» **TASK REQUIREMENTS**:
Of the lines in this listing, how many contain the word "Platform"? Give the number and nothing else.

» **GIVEN ENTRIES**:
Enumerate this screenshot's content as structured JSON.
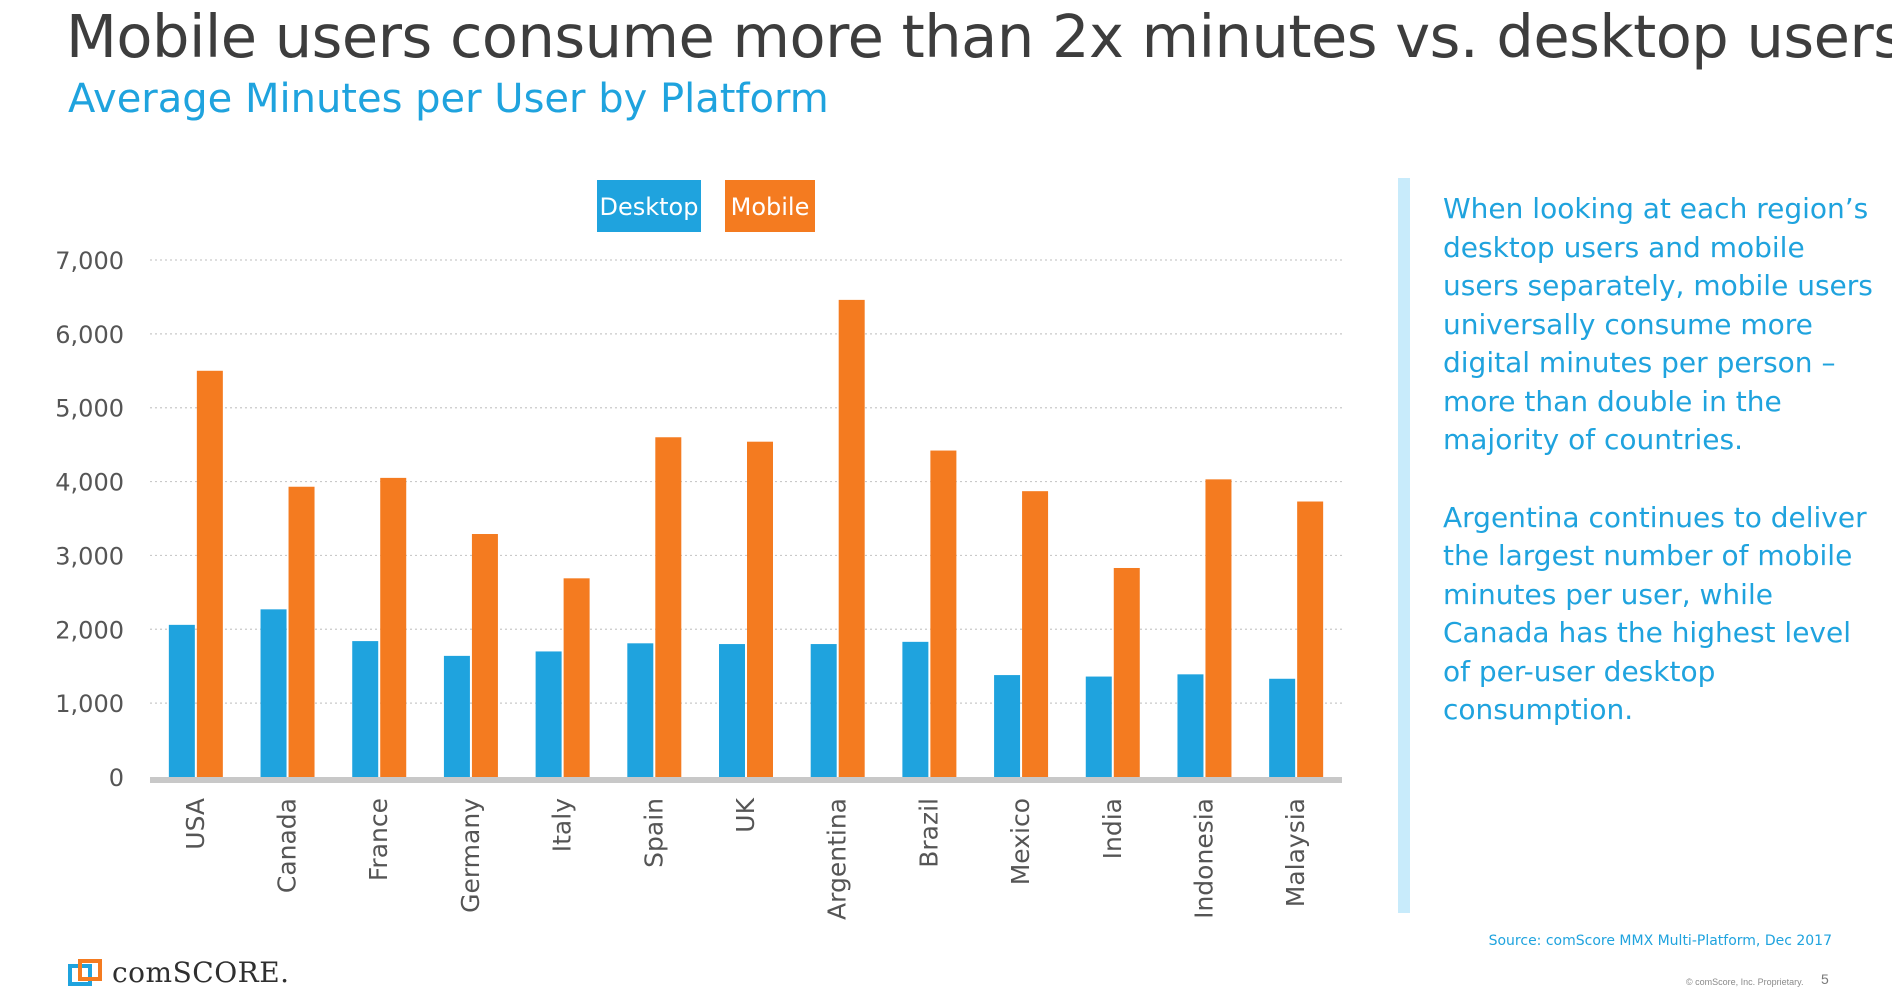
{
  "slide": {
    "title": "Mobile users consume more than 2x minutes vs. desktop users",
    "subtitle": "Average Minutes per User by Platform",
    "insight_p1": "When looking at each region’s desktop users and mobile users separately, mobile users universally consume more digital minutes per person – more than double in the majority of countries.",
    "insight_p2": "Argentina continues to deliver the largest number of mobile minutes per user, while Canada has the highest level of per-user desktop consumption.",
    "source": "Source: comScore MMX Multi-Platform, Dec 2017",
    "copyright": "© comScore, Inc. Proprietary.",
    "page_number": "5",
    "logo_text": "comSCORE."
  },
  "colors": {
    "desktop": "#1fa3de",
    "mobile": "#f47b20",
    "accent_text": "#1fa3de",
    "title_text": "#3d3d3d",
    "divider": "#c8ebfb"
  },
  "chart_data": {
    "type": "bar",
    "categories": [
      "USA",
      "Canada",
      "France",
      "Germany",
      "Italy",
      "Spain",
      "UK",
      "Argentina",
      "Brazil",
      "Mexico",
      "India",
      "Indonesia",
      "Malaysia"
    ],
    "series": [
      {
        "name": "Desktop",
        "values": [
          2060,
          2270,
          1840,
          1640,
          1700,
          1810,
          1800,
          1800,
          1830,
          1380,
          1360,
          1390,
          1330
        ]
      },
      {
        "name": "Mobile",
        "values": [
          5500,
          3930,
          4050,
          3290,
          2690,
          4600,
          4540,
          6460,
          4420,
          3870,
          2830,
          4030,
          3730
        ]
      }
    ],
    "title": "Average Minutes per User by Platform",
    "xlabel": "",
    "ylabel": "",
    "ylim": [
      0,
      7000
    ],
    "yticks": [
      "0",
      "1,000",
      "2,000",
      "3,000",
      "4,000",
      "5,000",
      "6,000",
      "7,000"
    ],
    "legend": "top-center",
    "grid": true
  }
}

» **FULL SOLUTION**:
3